Record set -

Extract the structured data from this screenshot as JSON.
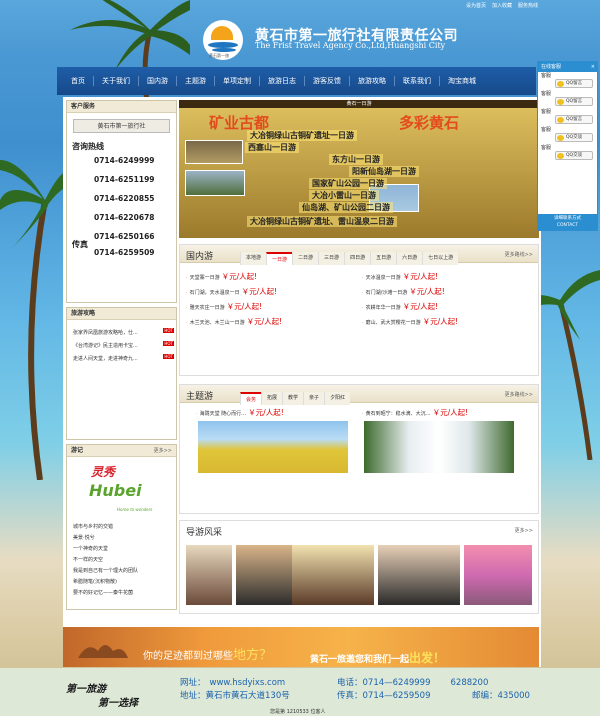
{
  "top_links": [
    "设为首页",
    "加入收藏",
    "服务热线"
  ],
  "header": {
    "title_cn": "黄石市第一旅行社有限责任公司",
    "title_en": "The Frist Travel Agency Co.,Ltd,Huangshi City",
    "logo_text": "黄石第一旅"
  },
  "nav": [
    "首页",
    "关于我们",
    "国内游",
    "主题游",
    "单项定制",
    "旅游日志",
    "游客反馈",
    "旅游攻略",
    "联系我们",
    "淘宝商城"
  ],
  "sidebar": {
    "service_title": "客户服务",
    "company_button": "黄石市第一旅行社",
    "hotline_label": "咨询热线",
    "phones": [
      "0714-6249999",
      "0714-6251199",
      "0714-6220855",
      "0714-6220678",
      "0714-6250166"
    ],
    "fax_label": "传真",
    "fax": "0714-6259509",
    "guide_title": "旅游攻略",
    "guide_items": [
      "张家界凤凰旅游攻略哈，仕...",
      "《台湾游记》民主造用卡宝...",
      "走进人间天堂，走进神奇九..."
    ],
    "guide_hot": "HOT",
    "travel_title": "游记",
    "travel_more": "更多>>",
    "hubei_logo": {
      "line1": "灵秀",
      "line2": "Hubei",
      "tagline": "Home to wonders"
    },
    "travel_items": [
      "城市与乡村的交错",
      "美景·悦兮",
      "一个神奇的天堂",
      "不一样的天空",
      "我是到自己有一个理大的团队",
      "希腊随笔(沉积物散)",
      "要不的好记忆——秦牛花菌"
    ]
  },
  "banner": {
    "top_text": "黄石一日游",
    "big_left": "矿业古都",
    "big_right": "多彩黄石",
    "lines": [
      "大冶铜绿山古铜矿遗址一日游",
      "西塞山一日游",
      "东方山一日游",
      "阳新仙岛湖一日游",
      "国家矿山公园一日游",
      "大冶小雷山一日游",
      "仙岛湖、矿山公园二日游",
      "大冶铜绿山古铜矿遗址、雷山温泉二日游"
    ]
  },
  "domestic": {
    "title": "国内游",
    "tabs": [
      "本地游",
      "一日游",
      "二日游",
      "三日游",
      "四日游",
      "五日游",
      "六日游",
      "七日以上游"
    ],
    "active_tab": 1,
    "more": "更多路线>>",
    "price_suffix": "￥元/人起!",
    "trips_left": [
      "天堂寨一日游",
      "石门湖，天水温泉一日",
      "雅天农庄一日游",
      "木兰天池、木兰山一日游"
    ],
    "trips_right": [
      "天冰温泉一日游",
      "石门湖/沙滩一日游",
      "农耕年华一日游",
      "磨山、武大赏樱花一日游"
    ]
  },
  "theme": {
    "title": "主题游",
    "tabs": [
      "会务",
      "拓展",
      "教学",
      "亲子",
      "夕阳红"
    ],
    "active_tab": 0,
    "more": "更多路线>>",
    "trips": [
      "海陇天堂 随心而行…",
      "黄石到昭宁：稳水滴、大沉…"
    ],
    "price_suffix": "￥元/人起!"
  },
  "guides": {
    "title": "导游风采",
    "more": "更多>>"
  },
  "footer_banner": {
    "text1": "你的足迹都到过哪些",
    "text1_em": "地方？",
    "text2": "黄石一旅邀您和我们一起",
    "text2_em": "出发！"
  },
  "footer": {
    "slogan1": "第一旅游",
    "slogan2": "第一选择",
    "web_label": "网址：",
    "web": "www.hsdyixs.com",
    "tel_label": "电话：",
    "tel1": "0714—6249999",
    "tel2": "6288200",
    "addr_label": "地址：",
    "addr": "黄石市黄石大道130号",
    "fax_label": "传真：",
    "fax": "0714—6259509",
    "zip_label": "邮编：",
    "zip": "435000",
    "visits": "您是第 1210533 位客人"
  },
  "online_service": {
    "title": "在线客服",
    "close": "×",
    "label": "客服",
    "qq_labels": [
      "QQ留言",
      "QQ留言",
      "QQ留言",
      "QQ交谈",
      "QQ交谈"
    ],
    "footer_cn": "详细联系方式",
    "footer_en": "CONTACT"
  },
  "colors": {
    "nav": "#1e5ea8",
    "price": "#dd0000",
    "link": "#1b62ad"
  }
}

Exercise goal -
Copy the records above exactly, omitting every picture.

Response to this exercise -
Extract the structured data from this screenshot as JSON.
{
  "top_links": [
    "设为首页",
    "加入收藏",
    "服务热线"
  ],
  "header": {
    "title_cn": "黄石市第一旅行社有限责任公司",
    "title_en": "The Frist Travel Agency Co.,Ltd,Huangshi City",
    "logo_text": "黄石第一旅"
  },
  "nav": [
    "首页",
    "关于我们",
    "国内游",
    "主题游",
    "单项定制",
    "旅游日志",
    "游客反馈",
    "旅游攻略",
    "联系我们",
    "淘宝商城"
  ],
  "sidebar": {
    "service_title": "客户服务",
    "company_button": "黄石市第一旅行社",
    "hotline_label": "咨询热线",
    "phones": [
      "0714-6249999",
      "0714-6251199",
      "0714-6220855",
      "0714-6220678",
      "0714-6250166"
    ],
    "fax_label": "传真",
    "fax": "0714-6259509",
    "guide_title": "旅游攻略",
    "guide_items": [
      "张家界凤凰旅游攻略哈，仕...",
      "《台湾游记》民主造用卡宝...",
      "走进人间天堂，走进神奇九..."
    ],
    "guide_hot": "HOT",
    "travel_title": "游记",
    "travel_more": "更多>>",
    "hubei_logo": {
      "line1": "灵秀",
      "line2": "Hubei",
      "tagline": "Home to wonders"
    },
    "travel_items": [
      "城市与乡村的交错",
      "美景·悦兮",
      "一个神奇的天堂",
      "不一样的天空",
      "我是到自己有一个理大的团队",
      "希腊随笔(沉积物散)",
      "要不的好记忆——秦牛花菌"
    ]
  },
  "banner": {
    "top_text": "黄石一日游",
    "big_left": "矿业古都",
    "big_right": "多彩黄石",
    "lines": [
      "大冶铜绿山古铜矿遗址一日游",
      "西塞山一日游",
      "东方山一日游",
      "阳新仙岛湖一日游",
      "国家矿山公园一日游",
      "大冶小雷山一日游",
      "仙岛湖、矿山公园二日游",
      "大冶铜绿山古铜矿遗址、雷山温泉二日游"
    ]
  },
  "domestic": {
    "title": "国内游",
    "tabs": [
      "本地游",
      "一日游",
      "二日游",
      "三日游",
      "四日游",
      "五日游",
      "六日游",
      "七日以上游"
    ],
    "active_tab": 1,
    "more": "更多路线>>",
    "price_suffix": "￥元/人起!",
    "trips_left": [
      "天堂寨一日游",
      "石门湖，天水温泉一日",
      "雅天农庄一日游",
      "木兰天池、木兰山一日游"
    ],
    "trips_right": [
      "天冰温泉一日游",
      "石门湖/沙滩一日游",
      "农耕年华一日游",
      "磨山、武大赏樱花一日游"
    ]
  },
  "theme": {
    "title": "主题游",
    "tabs": [
      "会务",
      "拓展",
      "教学",
      "亲子",
      "夕阳红"
    ],
    "active_tab": 0,
    "more": "更多路线>>",
    "trips": [
      "海陇天堂 随心而行…",
      "黄石到昭宁：稳水滴、大沉…"
    ],
    "price_suffix": "￥元/人起!"
  },
  "guides": {
    "title": "导游风采",
    "more": "更多>>"
  },
  "footer_banner": {
    "text1": "你的足迹都到过哪些",
    "text1_em": "地方？",
    "text2": "黄石一旅邀您和我们一起",
    "text2_em": "出发！"
  },
  "footer": {
    "slogan1": "第一旅游",
    "slogan2": "第一选择",
    "web_label": "网址：",
    "web": "www.hsdyixs.com",
    "tel_label": "电话：",
    "tel1": "0714—6249999",
    "tel2": "6288200",
    "addr_label": "地址：",
    "addr": "黄石市黄石大道130号",
    "fax_label": "传真：",
    "fax": "0714—6259509",
    "zip_label": "邮编：",
    "zip": "435000",
    "visits": "您是第 1210533 位客人"
  },
  "online_service": {
    "title": "在线客服",
    "close": "×",
    "label": "客服",
    "qq_labels": [
      "QQ留言",
      "QQ留言",
      "QQ留言",
      "QQ交谈",
      "QQ交谈"
    ],
    "footer_cn": "详细联系方式",
    "footer_en": "CONTACT"
  },
  "colors": {
    "nav": "#1e5ea8",
    "price": "#dd0000",
    "link": "#1b62ad"
  }
}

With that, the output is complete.